- [Task]: In the stretch from the line containing "list-item: - Se deriva" through the line containing "list-item: - Tiene", replace "list-item" with "list-entry" wherever it occurs. Rewrite only those lines and leave everything else in them unchanged.

- [Element location data]:
□ □ □ □ □ □ □

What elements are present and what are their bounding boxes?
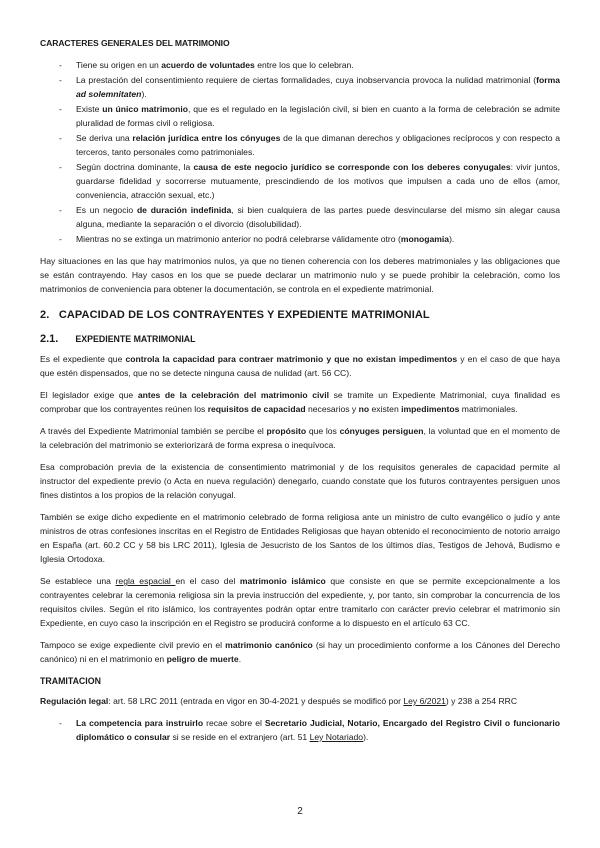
list-item: - Se deriva una relación jurídica entre los cónyuges de la que dimanan derechos y obligaciones recíprocos y con respecto a terceros, tanto personales como patrimoniales. xyxy=(40,131,560,159)
paragraph: Esa comprobación previa de la existencia de consentimiento matrimonial y de los requisitos generales de capacidad permite al instructor del expediente previo (o Acta en nueva regulación) denegarlo, cuando constate que los futuros contrayentes persiguen unos fines distintos a los propios de la relación conyugal. xyxy=(40,462,560,500)
list-item: - Existe un único matrimonio, que es el regulado en la legislación civil, si bien en cuanto a la forma de celebración se admite pluralidad de formas civil o religiosa. xyxy=(40,102,560,130)
list-item: - Mientras no se extinga un matrimonio anterior no podrá celebrarse válidamente otro (monogamia). xyxy=(40,232,560,246)
paragraph-matrimonios-nulos: Hay situaciones en las que hay matrimonios nulos, ya que no tienen coherencia con los deberes matrimoniales y las obligaciones que se están contrayendo. Hay casos en los que se puede declarar un matrimonio nulo y se puede prohibir la celebración, como los matrimonios de conveniencia para obtener la documentación, se controla en el expediente matrimonial. xyxy=(40,256,560,294)
section-2-1-number: 2.1. xyxy=(40,333,59,345)
page-number: 2 xyxy=(297,806,303,817)
paragraph: También se exige dicho expediente en el matrimonio celebrado de forma religiosa ante un ministro de culto evangélico o judío y ante ministros de otras confesiones inscritas en el Registro de Entidades Religiosas que hayan obtenido el reconocimiento de notorio arraigo en España (art. 60.2 CC y 58 bis LRC 2011), Iglesia de Jesucristo de los Santos de los últimos días, Testigos de Jehová, Budismo e Iglesia Ortodoxa. xyxy=(40,512,560,564)
paragraph: A través del Expediente Matrimonial también se percibe el propósito que los cónyuges persiguen, la voluntad que en el momento de la celebración del matrimonio se exteriorizará de forma expresa o inequívoca. xyxy=(40,426,561,450)
list-item: - Tiene su origen en un acuerdo de voluntades entre los que lo celebran. xyxy=(40,58,560,72)
list-item: - La prestación del consentimiento requiere de ciertas formalidades, cuya inobservancia provoca la nulidad matrimonial (forma ad solemnitaten). xyxy=(40,73,560,101)
section-2-number: 2. xyxy=(40,309,50,321)
section-2-heading xyxy=(40,308,560,322)
section-2-1-heading xyxy=(40,332,560,346)
section-2-title: CAPACIDAD DE LOS CONTRAYENTES Y EXPEDIENTE MATRIMONIAL xyxy=(58,309,430,321)
section-2-1-title: EXPEDIENTE MATRIMONIAL xyxy=(75,334,196,344)
heading-tramitacion: TRAMITACION xyxy=(40,676,101,686)
list-item: - Según doctrina dominante, la causa de este negocio jurídico se corresponde con los deberes conyugales: vivir juntos, guardarse fidelidad y socorrerse mutuamente, prescindiendo de los motivos que impulsen a cada uno de ellos (amor, conveniencia, atracción sexual, etc.) xyxy=(40,160,560,202)
paragraph-regulacion-legal: Regulación legal: art. 58 LRC 2011 (entrada en vigor en 30-4-2021 y después se modificó por Ley 6/2021) y 238 a 254 RRC xyxy=(40,696,518,706)
list-item: - La competencia para instruirlo recae sobre el Secretario Judicial, Notario, Encargado del Registro Civil o funcionario diplomático o consular si se reside en el extranjero (art. 51 Ley Notariado). xyxy=(40,716,560,744)
heading-caracteres-generales: CARACTERES GENERALES DEL MATRIMONIO xyxy=(40,38,230,48)
document-page xyxy=(40,36,560,752)
list-item: - Es un negocio de duración indefinida, si bien cualquiera de las partes puede desvincularse del mismo sin alegar causa alguna, mediante la separación o el divorcio (disolubilidad). xyxy=(40,203,560,231)
paragraph: Tampoco se exige expediente civil previo en el matrimonio canónico (si hay un procedimiento conforme a los Cánones del Derecho canónico) ni en el matrimonio en peligro de muerte. xyxy=(40,640,560,664)
paragraph: Es el expediente que controla la capacidad para contraer matrimonio y que no existan impedimentos y en el caso de que haya que estén dispensados, que no se detecte ninguna causa de nulidad (art. 56 CC). xyxy=(40,354,560,378)
paragraph: Se establece una regla espacial en el caso del matrimonio islámico que consiste en que se permite excepcionalmente a los contrayentes celebrar la ceremonia religiosa sin la previa instrucción del expediente, y, por tanto, sin comprobar la concurrencia de los requisitos civiles. Según el rito islámico, los contrayentes podrán optar entre tramitarlo con carácter previo celebrar el matrimonio sin Expediente, en cuyo caso la inscripción en el Registro se producirá conforme a lo dispuesto en el artículo 63 CC. xyxy=(40,576,560,628)
list-caracteres-generales xyxy=(40,58,560,246)
expediente-paragraphs xyxy=(40,352,560,666)
paragraph: El legislador exige que antes de la celebración del matrimonio civil se tramite un Expediente Matrimonial, cuya finalidad es comprobar que los contrayentes reúnen los requisitos de capacidad necesarios y no existen impedimentos matrimoniales. xyxy=(40,390,560,414)
list-tramitacion xyxy=(40,716,560,744)
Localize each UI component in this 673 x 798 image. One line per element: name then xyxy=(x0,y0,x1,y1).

□ □ □ □ □ □ □

- [Answer to this task]:
list-entry: - Se deriva una relación jurídica entre los cónyuges de la que dimanan derechos y obligaciones recíprocos y con respecto a terceros, tanto personales como patrimoniales. xyxy=(40,131,560,159)
paragraph: Esa comprobación previa de la existencia de consentimiento matrimonial y de los requisitos generales de capacidad permite al instructor del expediente previo (o Acta en nueva regulación) denegarlo, cuando constate que los futuros contrayentes persiguen unos fines distintos a los propios de la relación conyugal. xyxy=(40,462,560,500)
list-entry: - Existe un único matrimonio, que es el regulado en la legislación civil, si bien en cuanto a la forma de celebración se admite pluralidad de formas civil o religiosa. xyxy=(40,102,560,130)
list-entry: - Mientras no se extinga un matrimonio anterior no podrá celebrarse válidamente otro (monogamia). xyxy=(40,232,560,246)
paragraph-matrimonios-nulos: Hay situaciones en las que hay matrimonios nulos, ya que no tienen coherencia con los deberes matrimoniales y las obligaciones que se están contrayendo. Hay casos en los que se puede declarar un matrimonio nulo y se puede prohibir la celebración, como los matrimonios de conveniencia para obtener la documentación, se controla en el expediente matrimonial. xyxy=(40,256,560,294)
section-2-1-number: 2.1. xyxy=(40,333,59,345)
page-number: 2 xyxy=(297,806,303,817)
paragraph: También se exige dicho expediente en el matrimonio celebrado de forma religiosa ante un ministro de culto evangélico o judío y ante ministros de otras confesiones inscritas en el Registro de Entidades Religiosas que hayan obtenido el reconocimiento de notorio arraigo en España (art. 60.2 CC y 58 bis LRC 2011), Iglesia de Jesucristo de los Santos de los últimos días, Testigos de Jehová, Budismo e Iglesia Ortodoxa. xyxy=(40,512,560,564)
paragraph: A través del Expediente Matrimonial también se percibe el propósito que los cónyuges persiguen, la voluntad que en el momento de la celebración del matrimonio se exteriorizará de forma expresa o inequívoca. xyxy=(40,426,561,450)
list-entry: - Tiene su origen en un acuerdo de voluntades entre los que lo celebran. xyxy=(40,58,560,72)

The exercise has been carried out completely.